* WRITTEN EXERCISE: Write out each line from the data below that includes the word "Average".

* GIVEN DATA:
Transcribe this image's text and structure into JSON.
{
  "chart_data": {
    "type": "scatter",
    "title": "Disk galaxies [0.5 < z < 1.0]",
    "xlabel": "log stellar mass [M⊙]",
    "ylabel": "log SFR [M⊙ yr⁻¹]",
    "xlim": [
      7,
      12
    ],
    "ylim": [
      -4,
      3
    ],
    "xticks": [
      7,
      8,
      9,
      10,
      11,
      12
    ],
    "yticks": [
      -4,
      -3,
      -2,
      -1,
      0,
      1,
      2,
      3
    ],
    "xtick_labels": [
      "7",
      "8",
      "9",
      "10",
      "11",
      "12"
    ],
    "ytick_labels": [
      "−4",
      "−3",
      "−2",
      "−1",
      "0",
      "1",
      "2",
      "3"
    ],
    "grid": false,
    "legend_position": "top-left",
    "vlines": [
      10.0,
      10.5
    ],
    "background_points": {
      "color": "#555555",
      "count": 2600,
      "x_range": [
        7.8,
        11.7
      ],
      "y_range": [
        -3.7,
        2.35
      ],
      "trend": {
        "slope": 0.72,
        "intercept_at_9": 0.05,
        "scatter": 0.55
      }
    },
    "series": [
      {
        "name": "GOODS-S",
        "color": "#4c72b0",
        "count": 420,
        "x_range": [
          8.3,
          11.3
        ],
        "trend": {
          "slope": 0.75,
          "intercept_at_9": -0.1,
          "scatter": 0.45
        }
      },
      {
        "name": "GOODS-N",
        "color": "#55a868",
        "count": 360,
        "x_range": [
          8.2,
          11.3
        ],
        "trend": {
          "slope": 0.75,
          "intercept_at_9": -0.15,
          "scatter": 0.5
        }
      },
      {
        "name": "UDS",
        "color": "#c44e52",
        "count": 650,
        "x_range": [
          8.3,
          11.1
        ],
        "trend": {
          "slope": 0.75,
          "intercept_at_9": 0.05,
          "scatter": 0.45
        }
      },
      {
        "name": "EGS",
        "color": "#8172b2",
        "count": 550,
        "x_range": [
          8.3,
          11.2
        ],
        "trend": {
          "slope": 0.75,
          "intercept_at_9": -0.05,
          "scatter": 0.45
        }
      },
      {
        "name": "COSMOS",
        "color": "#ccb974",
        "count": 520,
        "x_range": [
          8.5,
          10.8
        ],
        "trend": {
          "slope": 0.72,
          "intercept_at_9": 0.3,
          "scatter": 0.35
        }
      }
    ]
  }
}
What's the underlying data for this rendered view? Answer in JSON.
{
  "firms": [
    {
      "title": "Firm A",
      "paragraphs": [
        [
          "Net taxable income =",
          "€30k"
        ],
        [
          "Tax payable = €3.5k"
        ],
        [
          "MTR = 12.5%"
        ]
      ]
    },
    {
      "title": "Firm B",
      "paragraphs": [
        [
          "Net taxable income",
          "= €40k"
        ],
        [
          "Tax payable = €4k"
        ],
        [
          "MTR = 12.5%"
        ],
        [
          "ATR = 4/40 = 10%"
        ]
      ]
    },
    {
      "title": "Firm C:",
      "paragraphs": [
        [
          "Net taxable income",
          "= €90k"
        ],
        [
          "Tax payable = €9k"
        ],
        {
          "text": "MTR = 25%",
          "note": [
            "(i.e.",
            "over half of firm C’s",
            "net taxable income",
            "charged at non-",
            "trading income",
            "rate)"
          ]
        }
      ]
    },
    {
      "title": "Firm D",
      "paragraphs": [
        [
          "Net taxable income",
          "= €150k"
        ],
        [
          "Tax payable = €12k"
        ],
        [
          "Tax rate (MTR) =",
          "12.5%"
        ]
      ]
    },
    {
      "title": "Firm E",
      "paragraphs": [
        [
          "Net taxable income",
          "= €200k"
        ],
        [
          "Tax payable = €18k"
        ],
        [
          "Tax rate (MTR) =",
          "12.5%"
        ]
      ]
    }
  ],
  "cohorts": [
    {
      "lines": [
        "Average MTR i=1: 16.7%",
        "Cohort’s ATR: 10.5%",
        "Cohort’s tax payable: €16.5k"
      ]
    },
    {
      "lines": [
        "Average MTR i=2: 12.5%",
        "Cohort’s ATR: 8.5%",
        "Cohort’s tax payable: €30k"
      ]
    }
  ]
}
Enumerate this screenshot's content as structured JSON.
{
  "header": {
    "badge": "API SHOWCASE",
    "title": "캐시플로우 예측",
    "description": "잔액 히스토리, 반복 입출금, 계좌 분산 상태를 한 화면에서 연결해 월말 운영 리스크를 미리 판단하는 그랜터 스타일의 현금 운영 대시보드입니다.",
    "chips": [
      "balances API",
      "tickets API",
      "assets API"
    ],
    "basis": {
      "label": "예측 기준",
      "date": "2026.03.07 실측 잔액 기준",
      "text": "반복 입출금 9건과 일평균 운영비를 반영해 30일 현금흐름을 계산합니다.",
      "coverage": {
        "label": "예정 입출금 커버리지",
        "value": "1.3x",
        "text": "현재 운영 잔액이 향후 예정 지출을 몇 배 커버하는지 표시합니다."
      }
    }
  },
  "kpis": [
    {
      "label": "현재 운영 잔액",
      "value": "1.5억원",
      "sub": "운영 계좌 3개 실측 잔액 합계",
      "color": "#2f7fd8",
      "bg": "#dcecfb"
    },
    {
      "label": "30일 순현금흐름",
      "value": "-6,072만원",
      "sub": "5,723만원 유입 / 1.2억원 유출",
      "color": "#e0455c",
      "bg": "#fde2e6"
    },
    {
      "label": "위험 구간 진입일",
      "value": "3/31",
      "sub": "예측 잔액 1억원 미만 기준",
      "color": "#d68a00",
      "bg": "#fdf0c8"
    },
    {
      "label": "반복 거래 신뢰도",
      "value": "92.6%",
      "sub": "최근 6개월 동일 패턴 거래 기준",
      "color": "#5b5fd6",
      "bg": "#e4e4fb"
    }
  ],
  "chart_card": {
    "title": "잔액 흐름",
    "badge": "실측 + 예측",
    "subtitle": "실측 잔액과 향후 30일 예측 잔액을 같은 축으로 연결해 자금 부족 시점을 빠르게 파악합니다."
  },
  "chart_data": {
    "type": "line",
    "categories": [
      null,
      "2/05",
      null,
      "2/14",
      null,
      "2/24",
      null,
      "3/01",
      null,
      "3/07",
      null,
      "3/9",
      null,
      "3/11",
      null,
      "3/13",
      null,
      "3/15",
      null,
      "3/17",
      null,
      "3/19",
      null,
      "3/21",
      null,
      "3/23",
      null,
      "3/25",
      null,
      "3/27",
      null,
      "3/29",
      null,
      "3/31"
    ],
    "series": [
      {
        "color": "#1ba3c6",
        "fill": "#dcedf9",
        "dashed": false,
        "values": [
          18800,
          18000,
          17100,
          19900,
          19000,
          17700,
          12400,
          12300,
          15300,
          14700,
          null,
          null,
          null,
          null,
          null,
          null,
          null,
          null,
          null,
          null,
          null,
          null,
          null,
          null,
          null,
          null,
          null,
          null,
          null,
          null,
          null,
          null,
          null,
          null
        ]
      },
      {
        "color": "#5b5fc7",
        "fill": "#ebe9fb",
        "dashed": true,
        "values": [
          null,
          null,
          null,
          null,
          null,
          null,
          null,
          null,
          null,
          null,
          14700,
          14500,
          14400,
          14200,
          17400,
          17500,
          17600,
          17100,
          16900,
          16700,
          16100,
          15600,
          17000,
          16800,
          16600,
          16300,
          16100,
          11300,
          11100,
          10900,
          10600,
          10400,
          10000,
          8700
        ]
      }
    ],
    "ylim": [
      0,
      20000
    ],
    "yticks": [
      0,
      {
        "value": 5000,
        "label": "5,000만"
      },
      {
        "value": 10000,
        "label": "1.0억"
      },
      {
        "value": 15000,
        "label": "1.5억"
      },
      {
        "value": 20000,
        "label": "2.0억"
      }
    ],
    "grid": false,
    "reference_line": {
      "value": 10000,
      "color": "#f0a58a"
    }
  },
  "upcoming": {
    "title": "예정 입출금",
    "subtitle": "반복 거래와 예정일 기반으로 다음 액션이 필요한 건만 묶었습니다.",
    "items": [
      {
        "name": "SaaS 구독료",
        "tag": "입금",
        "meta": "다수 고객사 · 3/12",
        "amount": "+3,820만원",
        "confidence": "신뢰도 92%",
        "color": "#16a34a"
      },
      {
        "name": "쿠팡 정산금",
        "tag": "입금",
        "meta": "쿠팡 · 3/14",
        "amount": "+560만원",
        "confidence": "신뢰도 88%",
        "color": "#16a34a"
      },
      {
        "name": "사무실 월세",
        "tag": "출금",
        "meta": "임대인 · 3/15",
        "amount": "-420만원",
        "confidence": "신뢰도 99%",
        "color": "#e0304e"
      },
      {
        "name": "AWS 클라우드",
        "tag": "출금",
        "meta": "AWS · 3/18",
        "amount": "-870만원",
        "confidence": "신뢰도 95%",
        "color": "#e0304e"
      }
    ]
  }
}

* SOLUTION FOR THIS PROBLEM:
        "Average MTR i=1: 16.7%",
        "Average MTR i=2: 12.5%",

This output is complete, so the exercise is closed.